Start EXCERPTED DATA
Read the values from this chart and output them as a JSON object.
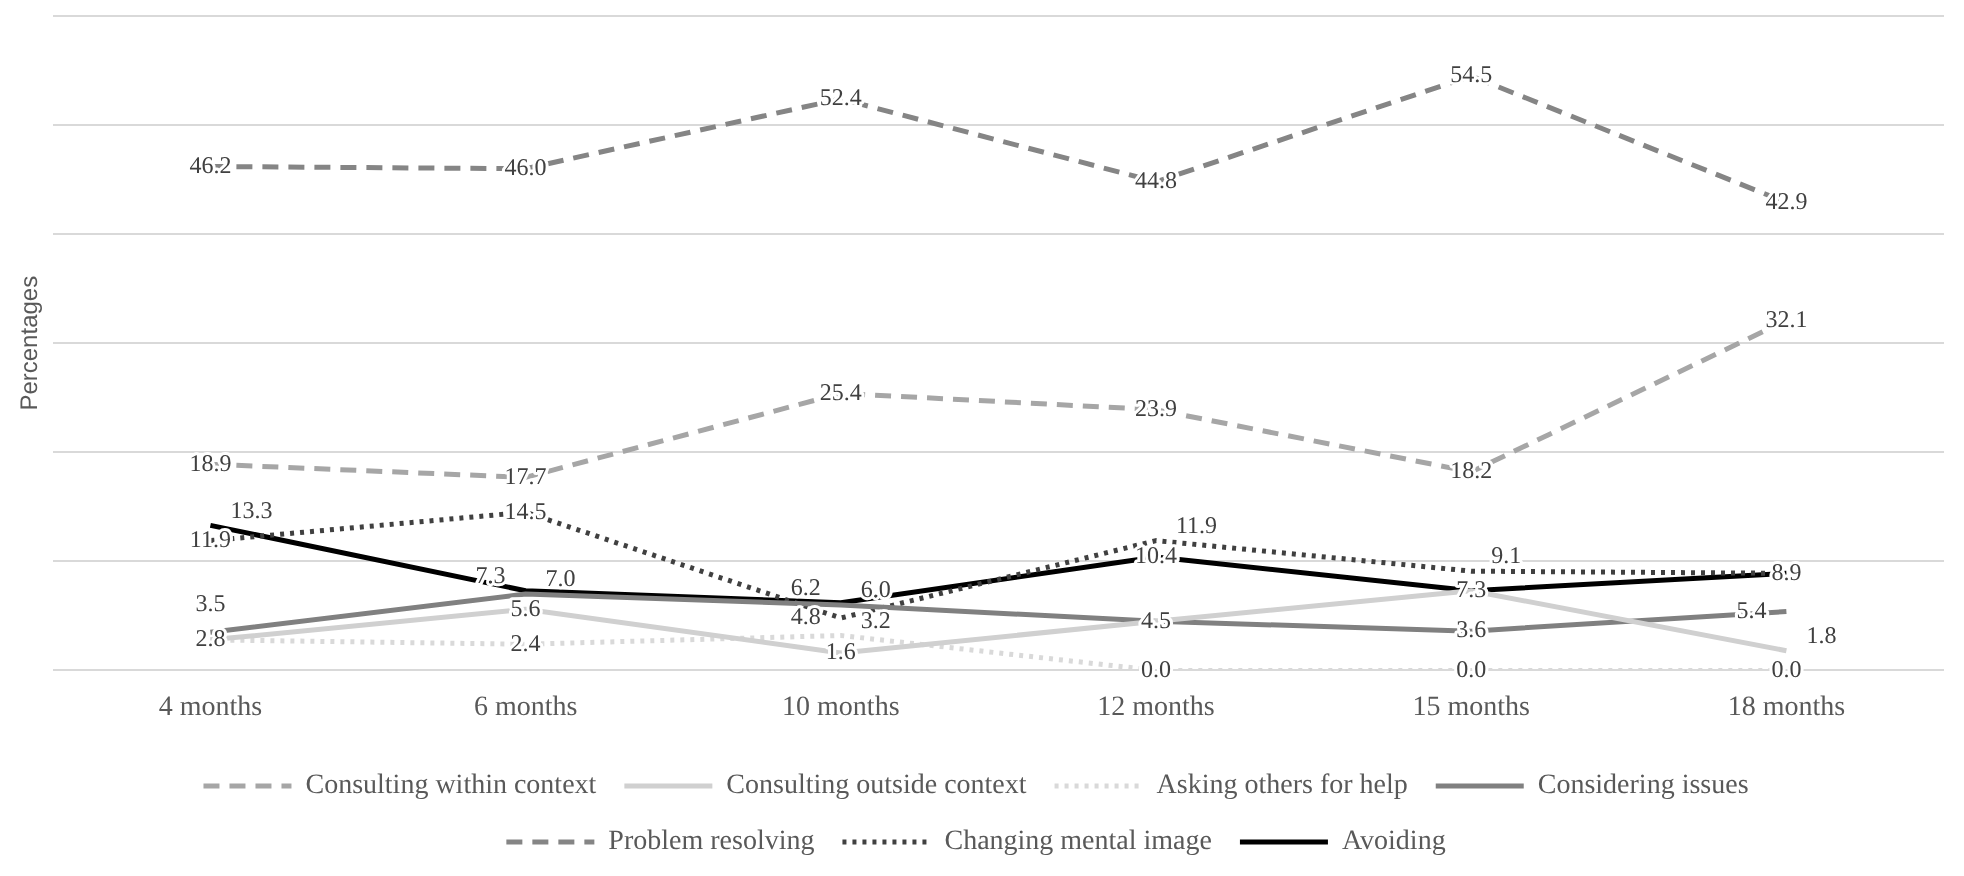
{
  "chart_data": {
    "type": "line",
    "ylabel": "Percentages",
    "categories": [
      "4 months",
      "6 months",
      "10 months",
      "12 months",
      "15 months",
      "18 months"
    ],
    "series": [
      {
        "name": "Consulting within context",
        "color": "#a6a6a6",
        "line_style": "dashed",
        "values": [
          18.9,
          17.7,
          25.4,
          23.9,
          18.2,
          32.1
        ]
      },
      {
        "name": "Consulting outside context",
        "color": "#d0d0d0",
        "line_style": "solid",
        "values": [
          2.8,
          5.6,
          1.6,
          4.5,
          7.3,
          1.8
        ],
        "value_labels": [
          "2.8",
          "5.6",
          "1.6",
          "4.5",
          "7.3",
          "1.8"
        ]
      },
      {
        "name": "Asking others for help",
        "color": "#d9d9d9",
        "line_style": "dotted",
        "values": [
          2.8,
          2.4,
          3.2,
          0.0,
          0.0,
          0.0
        ],
        "value_labels": [
          null,
          "2.4",
          "3.2",
          "0.0",
          "0.0",
          "0.0"
        ]
      },
      {
        "name": "Considering issues",
        "color": "#808080",
        "line_style": "solid",
        "values": [
          3.5,
          7.0,
          6.0,
          4.5,
          3.6,
          5.4
        ],
        "value_labels": [
          "3.5",
          "7.0",
          "6.0",
          null,
          "3.6",
          "5.4"
        ]
      },
      {
        "name": "Problem resolving",
        "color": "#858585",
        "line_style": "dashed",
        "values": [
          46.2,
          46.0,
          52.4,
          44.8,
          54.5,
          42.9
        ],
        "value_labels": [
          "46.2",
          "46.0",
          "52.4",
          "44.8",
          "54.5",
          "42.9"
        ]
      },
      {
        "name": "Changing mental image",
        "color": "#404040",
        "line_style": "dotted",
        "values": [
          11.9,
          14.5,
          4.8,
          11.9,
          9.1,
          8.9
        ]
      },
      {
        "name": "Avoiding",
        "color": "#000000",
        "line_style": "solid",
        "values": [
          13.3,
          7.3,
          6.2,
          10.4,
          7.3,
          8.9
        ],
        "value_labels": [
          "13.3",
          "7.3",
          "6.2",
          "10.4",
          null,
          null
        ]
      }
    ],
    "ylim": [
      0,
      60
    ],
    "yticks": [
      {
        "value": 0,
        "label": null
      },
      {
        "value": 10,
        "label": null
      },
      {
        "value": 20,
        "label": null
      },
      {
        "value": 30,
        "label": null
      },
      {
        "value": 40,
        "label": null
      },
      {
        "value": 50,
        "label": null
      },
      {
        "value": 60,
        "label": null
      }
    ],
    "tick_labels": "x",
    "grid": "y",
    "legend": "bottom",
    "marker": "none",
    "data_labels": true
  }
}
End EXCERPTED DATA
Repeat the material above in full and exactly, apart from the pictures.

**RESPONSE TO THE TASK**.
Read the values from this chart and output them as a JSON object.
{
  "chart_data": {
    "type": "line",
    "ylabel": "Percentages",
    "categories": [
      "4 months",
      "6 months",
      "10 months",
      "12 months",
      "15 months",
      "18 months"
    ],
    "series": [
      {
        "name": "Consulting within context",
        "color": "#a6a6a6",
        "line_style": "dashed",
        "values": [
          18.9,
          17.7,
          25.4,
          23.9,
          18.2,
          32.1
        ]
      },
      {
        "name": "Consulting outside context",
        "color": "#d0d0d0",
        "line_style": "solid",
        "values": [
          2.8,
          5.6,
          1.6,
          4.5,
          7.3,
          1.8
        ],
        "value_labels": [
          "2.8",
          "5.6",
          "1.6",
          "4.5",
          "7.3",
          "1.8"
        ]
      },
      {
        "name": "Asking others for help",
        "color": "#d9d9d9",
        "line_style": "dotted",
        "values": [
          2.8,
          2.4,
          3.2,
          0.0,
          0.0,
          0.0
        ],
        "value_labels": [
          null,
          "2.4",
          "3.2",
          "0.0",
          "0.0",
          "0.0"
        ]
      },
      {
        "name": "Considering issues",
        "color": "#808080",
        "line_style": "solid",
        "values": [
          3.5,
          7.0,
          6.0,
          4.5,
          3.6,
          5.4
        ],
        "value_labels": [
          "3.5",
          "7.0",
          "6.0",
          null,
          "3.6",
          "5.4"
        ]
      },
      {
        "name": "Problem resolving",
        "color": "#858585",
        "line_style": "dashed",
        "values": [
          46.2,
          46.0,
          52.4,
          44.8,
          54.5,
          42.9
        ],
        "value_labels": [
          "46.2",
          "46.0",
          "52.4",
          "44.8",
          "54.5",
          "42.9"
        ]
      },
      {
        "name": "Changing mental image",
        "color": "#404040",
        "line_style": "dotted",
        "values": [
          11.9,
          14.5,
          4.8,
          11.9,
          9.1,
          8.9
        ]
      },
      {
        "name": "Avoiding",
        "color": "#000000",
        "line_style": "solid",
        "values": [
          13.3,
          7.3,
          6.2,
          10.4,
          7.3,
          8.9
        ],
        "value_labels": [
          "13.3",
          "7.3",
          "6.2",
          "10.4",
          null,
          null
        ]
      }
    ],
    "ylim": [
      0,
      60
    ],
    "yticks": [
      {
        "value": 0,
        "label": null
      },
      {
        "value": 10,
        "label": null
      },
      {
        "value": 20,
        "label": null
      },
      {
        "value": 30,
        "label": null
      },
      {
        "value": 40,
        "label": null
      },
      {
        "value": 50,
        "label": null
      },
      {
        "value": 60,
        "label": null
      }
    ],
    "tick_labels": "x",
    "grid": "y",
    "legend": "bottom",
    "marker": "none",
    "data_labels": true
  }
}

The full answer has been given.